● Work instructions: Work through the listing below and count the lines that hold "ylabel". Answer with the number alone.

(Dataset entries on figures)
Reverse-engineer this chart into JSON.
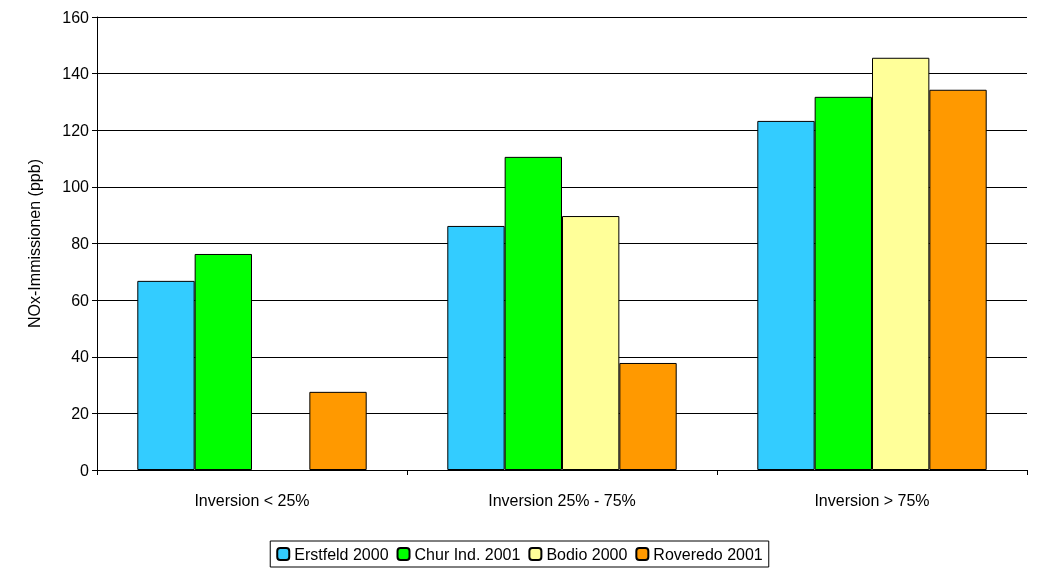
{
  "chart_data": {
    "type": "bar",
    "ylabel": "NOx-Immissionen (ppb)",
    "categories": [
      "Inversion < 25%",
      "Inversion 25% - 75%",
      "Inversion > 75%"
    ],
    "series": [
      {
        "name": "Erstfeld 2000",
        "color": "#33ccff",
        "values": [
          66.8,
          86.2,
          123.3
        ]
      },
      {
        "name": "Chur Ind. 2001",
        "color": "#00ff00",
        "values": [
          76.3,
          110.6,
          131.8
        ]
      },
      {
        "name": "Bodio 2000",
        "color": "#ffff99",
        "values": [
          null,
          89.7,
          145.6
        ]
      },
      {
        "name": "Roveredo 2001",
        "color": "#ff9900",
        "values": [
          27.6,
          37.8,
          134.3
        ]
      }
    ],
    "ylim": [
      0,
      160
    ],
    "yticks": [
      0,
      20,
      40,
      60,
      80,
      100,
      120,
      140,
      160
    ],
    "grid": "y",
    "legend": "bottom"
  }
}
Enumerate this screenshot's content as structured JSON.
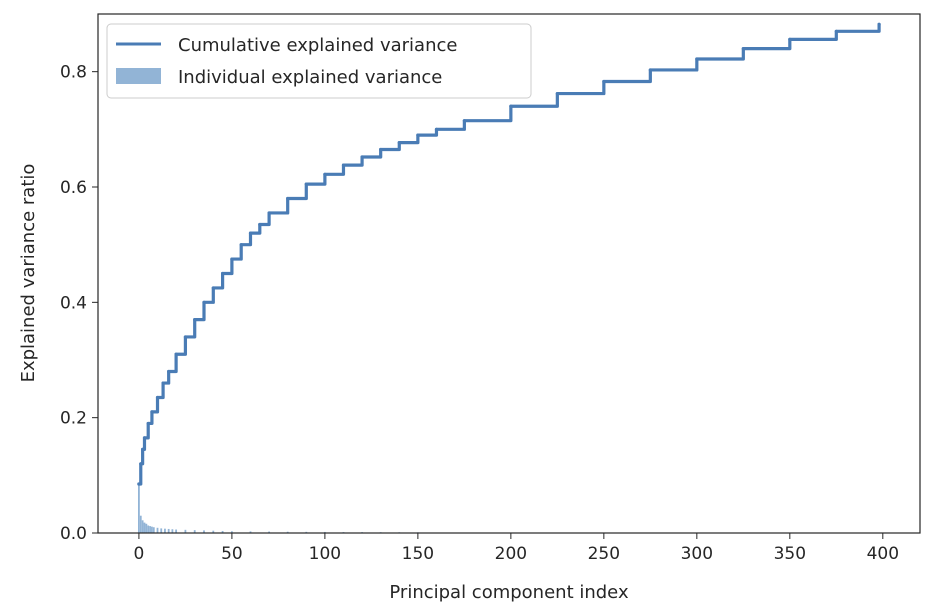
{
  "chart_data": {
    "type": "line",
    "title": "",
    "xlabel": "Principal component index",
    "ylabel": "Explained variance ratio",
    "xlim": [
      -22,
      420
    ],
    "ylim": [
      0,
      0.9
    ],
    "xticks": [
      0,
      50,
      100,
      150,
      200,
      250,
      300,
      350,
      400
    ],
    "yticks": [
      0.0,
      0.2,
      0.4,
      0.6,
      0.8
    ],
    "xtick_labels": [
      "0",
      "50",
      "100",
      "150",
      "200",
      "250",
      "300",
      "350",
      "400"
    ],
    "ytick_labels": [
      "0.0",
      "0.2",
      "0.4",
      "0.6",
      "0.8"
    ],
    "grid": false,
    "legend_position": "top-left",
    "series": [
      {
        "name": "Cumulative explained variance",
        "kind": "step-line",
        "color": "#4a7cb5",
        "x": [
          0,
          1,
          2,
          3,
          5,
          7,
          10,
          13,
          16,
          20,
          25,
          30,
          35,
          40,
          45,
          50,
          55,
          60,
          65,
          70,
          80,
          90,
          100,
          110,
          120,
          130,
          140,
          150,
          160,
          175,
          200,
          225,
          250,
          275,
          300,
          325,
          350,
          375,
          398
        ],
        "y": [
          0.085,
          0.12,
          0.145,
          0.165,
          0.19,
          0.21,
          0.235,
          0.26,
          0.28,
          0.31,
          0.34,
          0.37,
          0.4,
          0.425,
          0.45,
          0.475,
          0.5,
          0.52,
          0.535,
          0.555,
          0.58,
          0.605,
          0.622,
          0.638,
          0.652,
          0.665,
          0.677,
          0.69,
          0.7,
          0.715,
          0.74,
          0.762,
          0.783,
          0.803,
          0.822,
          0.84,
          0.856,
          0.87,
          0.882
        ]
      },
      {
        "name": "Individual explained variance",
        "kind": "bar",
        "color": "#92b4d6",
        "x": [
          0,
          1,
          2,
          3,
          4,
          5,
          6,
          7,
          8,
          10,
          12,
          14,
          16,
          18,
          20,
          25,
          30,
          35,
          40,
          45,
          50,
          60,
          70,
          80,
          90,
          100,
          110,
          120,
          130,
          140,
          150
        ],
        "y": [
          0.085,
          0.03,
          0.022,
          0.018,
          0.016,
          0.013,
          0.012,
          0.011,
          0.01,
          0.009,
          0.008,
          0.0075,
          0.007,
          0.0065,
          0.006,
          0.0055,
          0.005,
          0.0045,
          0.004,
          0.0035,
          0.003,
          0.0028,
          0.0025,
          0.0022,
          0.002,
          0.0018,
          0.0016,
          0.0015,
          0.0014,
          0.0013,
          0.0012
        ]
      }
    ]
  }
}
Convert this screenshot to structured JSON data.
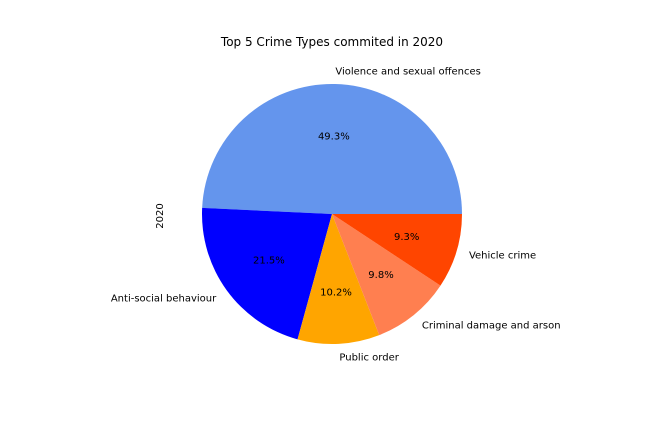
{
  "chart_data": {
    "type": "pie",
    "title": "Top 5 Crime Types commited in 2020",
    "ylabel": "2020",
    "start_angle_deg": 0,
    "direction": "counterclockwise",
    "slices": [
      {
        "label": "Violence and sexual offences",
        "percent": 49.3,
        "percent_label": "49.3%",
        "color": "#6495ED"
      },
      {
        "label": "Anti-social behaviour",
        "percent": 21.5,
        "percent_label": "21.5%",
        "color": "#0000FF"
      },
      {
        "label": "Public order",
        "percent": 10.2,
        "percent_label": "10.2%",
        "color": "#FFA500"
      },
      {
        "label": "Criminal damage and arson",
        "percent": 9.8,
        "percent_label": "9.8%",
        "color": "#FF7F50"
      },
      {
        "label": "Vehicle crime",
        "percent": 9.3,
        "percent_label": "9.3%",
        "color": "#FF4500"
      }
    ]
  }
}
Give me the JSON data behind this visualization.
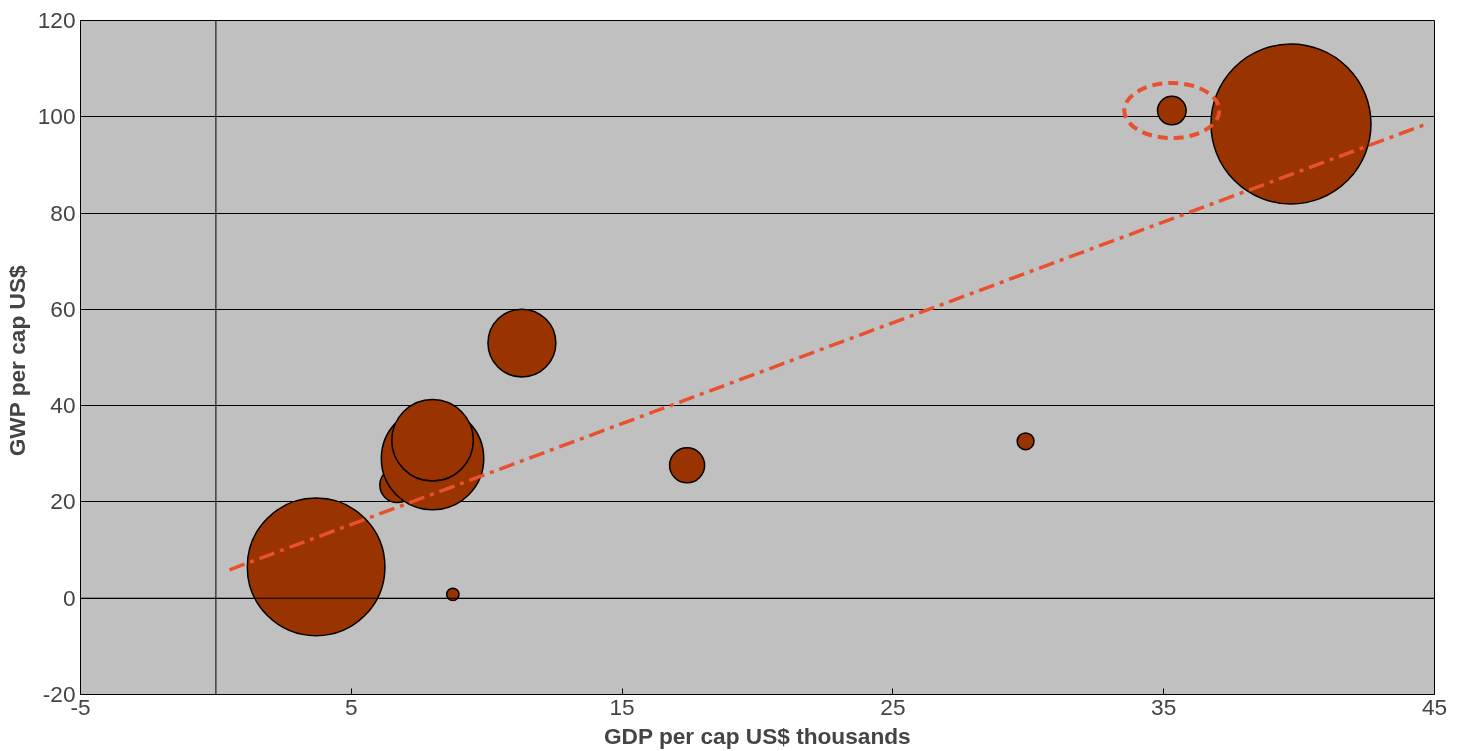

● Output of the task: 3